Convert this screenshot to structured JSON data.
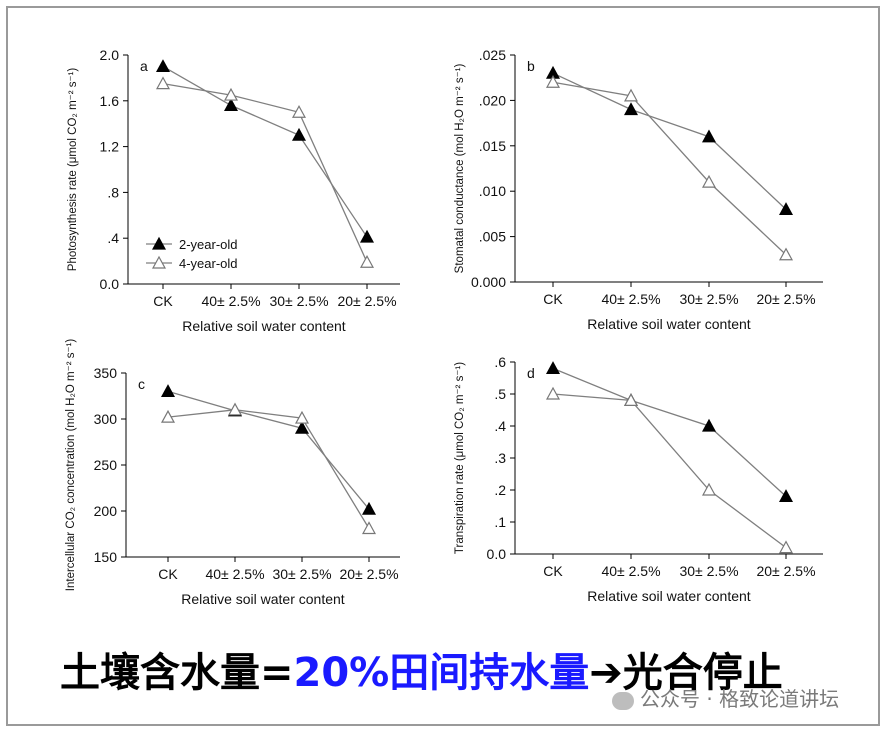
{
  "chart_data": [
    {
      "type": "line",
      "panel_label": "a",
      "categories": [
        "CK",
        "40± 2.5%",
        "30± 2.5%",
        "20± 2.5%"
      ],
      "xlabel": "Relative soil water content",
      "ylabel": "Photosynthesis rate (μmol CO₂ m⁻² s⁻¹)",
      "ylim": [
        0,
        2.0
      ],
      "yticks": [
        "0.0",
        ".4",
        ".8",
        "1.2",
        "1.6",
        "2.0"
      ],
      "legend": "top-left",
      "series": [
        {
          "name": "2-year-old",
          "marker": "filled-triangle",
          "values": [
            1.9,
            1.56,
            1.3,
            0.41
          ]
        },
        {
          "name": "4-year-old",
          "marker": "open-triangle",
          "values": [
            1.75,
            1.65,
            1.5,
            0.19
          ]
        }
      ]
    },
    {
      "type": "line",
      "panel_label": "b",
      "categories": [
        "CK",
        "40± 2.5%",
        "30± 2.5%",
        "20± 2.5%"
      ],
      "xlabel": "Relative soil water content",
      "ylabel": "Stomatal conductance (mol H₂O m⁻² s⁻¹)",
      "ylim": [
        0,
        0.025
      ],
      "yticks": [
        "0.000",
        ".005",
        ".010",
        ".015",
        ".020",
        ".025"
      ],
      "series": [
        {
          "name": "2-year-old",
          "marker": "filled-triangle",
          "values": [
            0.023,
            0.019,
            0.016,
            0.008
          ]
        },
        {
          "name": "4-year-old",
          "marker": "open-triangle",
          "values": [
            0.022,
            0.0205,
            0.011,
            0.003
          ]
        }
      ]
    },
    {
      "type": "line",
      "panel_label": "c",
      "categories": [
        "CK",
        "40± 2.5%",
        "30± 2.5%",
        "20± 2.5%"
      ],
      "xlabel": "Relative soil water content",
      "ylabel": "Intercellular CO₂ concentration (mol H₂O m⁻² s⁻¹)",
      "ylim": [
        150,
        350
      ],
      "yticks": [
        "150",
        "200",
        "250",
        "300",
        "350"
      ],
      "series": [
        {
          "name": "2-year-old",
          "marker": "filled-triangle",
          "values": [
            330,
            309,
            290,
            202
          ]
        },
        {
          "name": "4-year-old",
          "marker": "open-triangle",
          "values": [
            302,
            310,
            301,
            181
          ]
        }
      ]
    },
    {
      "type": "line",
      "panel_label": "d",
      "categories": [
        "CK",
        "40± 2.5%",
        "30± 2.5%",
        "20± 2.5%"
      ],
      "xlabel": "Relative soil water content",
      "ylabel": "Transpiration rate (μmol CO₂ m⁻² s⁻¹)",
      "ylim": [
        0,
        0.6
      ],
      "yticks": [
        "0.0",
        ".1",
        ".2",
        ".3",
        ".4",
        ".5",
        ".6"
      ],
      "series": [
        {
          "name": "2-year-old",
          "marker": "filled-triangle",
          "values": [
            0.58,
            0.48,
            0.4,
            0.18
          ]
        },
        {
          "name": "4-year-old",
          "marker": "open-triangle",
          "values": [
            0.5,
            0.48,
            0.2,
            0.02
          ]
        }
      ]
    }
  ],
  "caption": {
    "part1": "土壤含水量=",
    "part2": "20%田间持水量",
    "part3": "➔光合停止"
  },
  "watermark": "公众号 · 格致论道讲坛",
  "colors": {
    "caption_blue": "#1a1aff",
    "line": "#7f7f7f",
    "marker_fill": "#000000"
  }
}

Aim of the task: Output the material word for word, omitting its pictures.

Written response:
Convert this screenshot to structured JSON data.
{
  "chart_data": [
    {
      "type": "line",
      "panel_label": "a",
      "categories": [
        "CK",
        "40± 2.5%",
        "30± 2.5%",
        "20± 2.5%"
      ],
      "xlabel": "Relative soil water content",
      "ylabel": "Photosynthesis rate (μmol CO₂ m⁻² s⁻¹)",
      "ylim": [
        0,
        2.0
      ],
      "yticks": [
        "0.0",
        ".4",
        ".8",
        "1.2",
        "1.6",
        "2.0"
      ],
      "legend": "top-left",
      "series": [
        {
          "name": "2-year-old",
          "marker": "filled-triangle",
          "values": [
            1.9,
            1.56,
            1.3,
            0.41
          ]
        },
        {
          "name": "4-year-old",
          "marker": "open-triangle",
          "values": [
            1.75,
            1.65,
            1.5,
            0.19
          ]
        }
      ]
    },
    {
      "type": "line",
      "panel_label": "b",
      "categories": [
        "CK",
        "40± 2.5%",
        "30± 2.5%",
        "20± 2.5%"
      ],
      "xlabel": "Relative soil water content",
      "ylabel": "Stomatal conductance (mol H₂O m⁻² s⁻¹)",
      "ylim": [
        0,
        0.025
      ],
      "yticks": [
        "0.000",
        ".005",
        ".010",
        ".015",
        ".020",
        ".025"
      ],
      "series": [
        {
          "name": "2-year-old",
          "marker": "filled-triangle",
          "values": [
            0.023,
            0.019,
            0.016,
            0.008
          ]
        },
        {
          "name": "4-year-old",
          "marker": "open-triangle",
          "values": [
            0.022,
            0.0205,
            0.011,
            0.003
          ]
        }
      ]
    },
    {
      "type": "line",
      "panel_label": "c",
      "categories": [
        "CK",
        "40± 2.5%",
        "30± 2.5%",
        "20± 2.5%"
      ],
      "xlabel": "Relative soil water content",
      "ylabel": "Intercellular CO₂ concentration (mol H₂O m⁻² s⁻¹)",
      "ylim": [
        150,
        350
      ],
      "yticks": [
        "150",
        "200",
        "250",
        "300",
        "350"
      ],
      "series": [
        {
          "name": "2-year-old",
          "marker": "filled-triangle",
          "values": [
            330,
            309,
            290,
            202
          ]
        },
        {
          "name": "4-year-old",
          "marker": "open-triangle",
          "values": [
            302,
            310,
            301,
            181
          ]
        }
      ]
    },
    {
      "type": "line",
      "panel_label": "d",
      "categories": [
        "CK",
        "40± 2.5%",
        "30± 2.5%",
        "20± 2.5%"
      ],
      "xlabel": "Relative soil water content",
      "ylabel": "Transpiration rate (μmol CO₂ m⁻² s⁻¹)",
      "ylim": [
        0,
        0.6
      ],
      "yticks": [
        "0.0",
        ".1",
        ".2",
        ".3",
        ".4",
        ".5",
        ".6"
      ],
      "series": [
        {
          "name": "2-year-old",
          "marker": "filled-triangle",
          "values": [
            0.58,
            0.48,
            0.4,
            0.18
          ]
        },
        {
          "name": "4-year-old",
          "marker": "open-triangle",
          "values": [
            0.5,
            0.48,
            0.2,
            0.02
          ]
        }
      ]
    }
  ],
  "caption": {
    "part1": "土壤含水量=",
    "part2": "20%田间持水量",
    "part3": "➔光合停止"
  },
  "watermark": "公众号 · 格致论道讲坛",
  "colors": {
    "caption_blue": "#1a1aff",
    "line": "#7f7f7f",
    "marker_fill": "#000000"
  }
}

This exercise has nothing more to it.